Item position entries:
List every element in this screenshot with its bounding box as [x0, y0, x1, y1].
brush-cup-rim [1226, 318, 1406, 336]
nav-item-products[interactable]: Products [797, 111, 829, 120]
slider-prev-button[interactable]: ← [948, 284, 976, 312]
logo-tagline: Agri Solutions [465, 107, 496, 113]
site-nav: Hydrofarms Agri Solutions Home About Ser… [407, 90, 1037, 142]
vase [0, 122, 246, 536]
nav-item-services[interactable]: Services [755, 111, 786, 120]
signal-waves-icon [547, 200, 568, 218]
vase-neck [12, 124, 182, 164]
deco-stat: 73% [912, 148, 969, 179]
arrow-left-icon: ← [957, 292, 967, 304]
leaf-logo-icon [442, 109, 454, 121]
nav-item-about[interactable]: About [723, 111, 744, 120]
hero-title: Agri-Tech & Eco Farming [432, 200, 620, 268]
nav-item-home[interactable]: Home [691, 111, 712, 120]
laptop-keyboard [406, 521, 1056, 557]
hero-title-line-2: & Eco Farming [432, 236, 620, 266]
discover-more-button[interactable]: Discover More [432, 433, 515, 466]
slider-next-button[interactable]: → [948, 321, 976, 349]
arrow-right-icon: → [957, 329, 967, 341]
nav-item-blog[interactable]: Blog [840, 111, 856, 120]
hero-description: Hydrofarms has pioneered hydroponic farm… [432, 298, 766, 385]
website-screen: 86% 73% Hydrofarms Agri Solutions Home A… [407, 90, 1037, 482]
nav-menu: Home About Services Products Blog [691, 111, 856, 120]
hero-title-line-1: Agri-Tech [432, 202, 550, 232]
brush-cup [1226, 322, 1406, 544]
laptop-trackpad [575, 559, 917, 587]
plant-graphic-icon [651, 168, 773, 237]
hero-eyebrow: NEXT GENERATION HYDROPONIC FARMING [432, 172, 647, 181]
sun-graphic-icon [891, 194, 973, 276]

_TASK REQUIREMENTS_
Convert every line of the data, from the first line down through the one containing "hero-title-line-1: Agri-Tech [432, 202, 550, 232]", into a JSON list of strings with one string per line, skipping blank lines.

_IN RESPONSE_
[
  "List every element in this screenshot with its bounding box as [x0, y0, x1, y1].",
  "brush-cup-rim [1226, 318, 1406, 336]",
  "nav-item-products[interactable]: Products [797, 111, 829, 120]",
  "slider-prev-button[interactable]: ← [948, 284, 976, 312]",
  "logo-tagline: Agri Solutions [465, 107, 496, 113]",
  "site-nav: Hydrofarms Agri Solutions Home About Ser… [407, 90, 1037, 142]",
  "vase [0, 122, 246, 536]",
  "nav-item-services[interactable]: Services [755, 111, 786, 120]",
  "signal-waves-icon [547, 200, 568, 218]",
  "vase-neck [12, 124, 182, 164]",
  "deco-stat: 73% [912, 148, 969, 179]",
  "arrow-left-icon: ← [957, 292, 967, 304]",
  "leaf-logo-icon [442, 109, 454, 121]",
  "nav-item-about[interactable]: About [723, 111, 744, 120]",
  "hero-title: Agri-Tech & Eco Farming [432, 200, 620, 268]",
  "nav-item-home[interactable]: Home [691, 111, 712, 120]",
  "laptop-keyboard [406, 521, 1056, 557]",
  "hero-title-line-2: & Eco Farming [432, 236, 620, 266]",
  "discover-more-button[interactable]: Discover More [432, 433, 515, 466]",
  "slider-next-button[interactable]: → [948, 321, 976, 349]",
  "arrow-right-icon: → [957, 329, 967, 341]",
  "nav-item-blog[interactable]: Blog [840, 111, 856, 120]",
  "hero-description: Hydrofarms has pioneered hydroponic farm… [432, 298, 766, 385]",
  "website-screen: 86% 73% Hydrofarms Agri Solutions Home A… [407, 90, 1037, 482]",
  "nav-menu: Home About Services Products Blog [691, 111, 856, 120]",
  "hero-title-line-1: Agri-Tech [432, 202, 550, 232]"
]